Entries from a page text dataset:
● ● ● ● ● ● ●
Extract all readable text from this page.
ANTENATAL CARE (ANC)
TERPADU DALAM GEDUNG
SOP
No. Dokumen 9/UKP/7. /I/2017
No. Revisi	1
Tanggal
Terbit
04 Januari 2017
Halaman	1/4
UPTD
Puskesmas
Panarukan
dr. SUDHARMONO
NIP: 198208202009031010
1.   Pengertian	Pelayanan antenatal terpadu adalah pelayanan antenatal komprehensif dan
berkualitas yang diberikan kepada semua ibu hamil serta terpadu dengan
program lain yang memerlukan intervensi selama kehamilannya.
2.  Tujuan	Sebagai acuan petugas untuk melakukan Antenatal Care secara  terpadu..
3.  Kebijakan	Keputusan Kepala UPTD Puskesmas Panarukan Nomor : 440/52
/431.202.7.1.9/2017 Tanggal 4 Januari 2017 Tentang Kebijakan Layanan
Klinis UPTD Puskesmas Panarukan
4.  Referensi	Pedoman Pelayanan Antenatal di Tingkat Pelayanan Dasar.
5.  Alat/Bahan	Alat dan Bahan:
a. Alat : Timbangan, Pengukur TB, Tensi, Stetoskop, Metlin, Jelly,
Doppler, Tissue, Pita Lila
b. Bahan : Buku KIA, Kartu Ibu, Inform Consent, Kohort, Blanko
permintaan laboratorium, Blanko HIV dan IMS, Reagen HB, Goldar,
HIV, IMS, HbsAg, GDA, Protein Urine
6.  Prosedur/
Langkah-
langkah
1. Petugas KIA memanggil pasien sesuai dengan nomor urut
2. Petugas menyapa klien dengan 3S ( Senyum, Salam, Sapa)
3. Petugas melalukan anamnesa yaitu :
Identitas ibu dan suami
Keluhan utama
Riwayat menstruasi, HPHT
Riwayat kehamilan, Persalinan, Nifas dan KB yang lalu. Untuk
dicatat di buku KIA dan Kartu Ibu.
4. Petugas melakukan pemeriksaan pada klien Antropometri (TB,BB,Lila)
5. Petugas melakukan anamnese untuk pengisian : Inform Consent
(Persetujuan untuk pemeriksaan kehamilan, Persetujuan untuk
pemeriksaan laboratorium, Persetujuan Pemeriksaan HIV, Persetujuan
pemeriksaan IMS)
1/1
● ● ● ● ● ● ●
◆ **WHAT YOU HAVE TO DO**:
Reproduce the data above exactly, leaving nothing out.

◆ **WRITTEN ANSWER**:
Extract all readable text from this page.
ANTENATAL CARE (ANC)
TERPADU DALAM GEDUNG
SOP
No. Dokumen 9/UKP/7. /I/2017
No. Revisi	1
Tanggal
Terbit
04 Januari 2017
Halaman	1/4
UPTD
Puskesmas
Panarukan
dr. SUDHARMONO
NIP: 198208202009031010
1.   Pengertian	Pelayanan antenatal terpadu adalah pelayanan antenatal komprehensif dan
berkualitas yang diberikan kepada semua ibu hamil serta terpadu dengan
program lain yang memerlukan intervensi selama kehamilannya.
2.  Tujuan	Sebagai acuan petugas untuk melakukan Antenatal Care secara  terpadu..
3.  Kebijakan	Keputusan Kepala UPTD Puskesmas Panarukan Nomor : 440/52
/431.202.7.1.9/2017 Tanggal 4 Januari 2017 Tentang Kebijakan Layanan
Klinis UPTD Puskesmas Panarukan
4.  Referensi	Pedoman Pelayanan Antenatal di Tingkat Pelayanan Dasar.
5.  Alat/Bahan	Alat dan Bahan:
a. Alat : Timbangan, Pengukur TB, Tensi, Stetoskop, Metlin, Jelly,
Doppler, Tissue, Pita Lila
b. Bahan : Buku KIA, Kartu Ibu, Inform Consent, Kohort, Blanko
permintaan laboratorium, Blanko HIV dan IMS, Reagen HB, Goldar,
HIV, IMS, HbsAg, GDA, Protein Urine
6.  Prosedur/
Langkah-
langkah
1. Petugas KIA memanggil pasien sesuai dengan nomor urut
2. Petugas menyapa klien dengan 3S ( Senyum, Salam, Sapa)
3. Petugas melalukan anamnesa yaitu :
Identitas ibu dan suami
Keluhan utama
Riwayat menstruasi, HPHT
Riwayat kehamilan, Persalinan, Nifas dan KB yang lalu. Untuk
dicatat di buku KIA dan Kartu Ibu.
4. Petugas melakukan pemeriksaan pada klien Antropometri (TB,BB,Lila)
5. Petugas melakukan anamnese untuk pengisian : Inform Consent
(Persetujuan untuk pemeriksaan kehamilan, Persetujuan untuk
pemeriksaan laboratorium, Persetujuan Pemeriksaan HIV, Persetujuan
pemeriksaan IMS)
1/1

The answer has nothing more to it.